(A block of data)
──────────

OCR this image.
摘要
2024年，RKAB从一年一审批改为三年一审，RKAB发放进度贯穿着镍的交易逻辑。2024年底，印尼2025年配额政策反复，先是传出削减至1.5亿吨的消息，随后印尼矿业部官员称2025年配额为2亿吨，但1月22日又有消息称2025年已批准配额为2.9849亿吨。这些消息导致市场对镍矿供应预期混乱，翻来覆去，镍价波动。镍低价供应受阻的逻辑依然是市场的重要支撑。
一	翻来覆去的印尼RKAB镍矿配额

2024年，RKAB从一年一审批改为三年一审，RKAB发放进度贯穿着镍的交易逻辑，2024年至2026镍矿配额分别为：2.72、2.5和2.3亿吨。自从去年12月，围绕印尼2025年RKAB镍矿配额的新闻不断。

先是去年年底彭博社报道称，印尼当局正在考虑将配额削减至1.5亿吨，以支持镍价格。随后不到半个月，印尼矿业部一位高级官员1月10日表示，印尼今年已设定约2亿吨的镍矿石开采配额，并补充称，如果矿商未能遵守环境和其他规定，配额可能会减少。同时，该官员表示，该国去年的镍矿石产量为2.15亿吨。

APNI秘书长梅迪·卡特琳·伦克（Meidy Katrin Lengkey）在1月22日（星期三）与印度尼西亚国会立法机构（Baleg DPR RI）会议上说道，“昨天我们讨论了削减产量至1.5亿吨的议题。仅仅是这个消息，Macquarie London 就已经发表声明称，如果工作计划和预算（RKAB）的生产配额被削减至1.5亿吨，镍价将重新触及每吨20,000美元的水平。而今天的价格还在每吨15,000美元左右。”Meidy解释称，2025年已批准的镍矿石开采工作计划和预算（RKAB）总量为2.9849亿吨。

──────────

Exercise description →
Collect the lines of the records that include the string "RKAB从一年一审批改为三年一审".

Written reply →
2024年，RKAB从一年一审批改为三年一审，RKAB发放进度贯穿着镍的交易逻辑。2024年底，印尼2025年配额政策反复，先是传出削减至1.5亿吨的消息，随后印尼矿业部官员称2025年配额为2亿吨，但1月22日又有消息称2025年已批准配额为2.9849亿吨。这些消息导致市场对镍矿供应预期混乱，翻来覆去，镍价波动。镍低价供应受阻的逻辑依然是市场的重要支撑。
2024年，RKAB从一年一审批改为三年一审，RKAB发放进度贯穿着镍的交易逻辑，2024年至2026镍矿配额分别为：2.72、2.5和2.3亿吨。自从去年12月，围绕印尼2025年RKAB镍矿配额的新闻不断。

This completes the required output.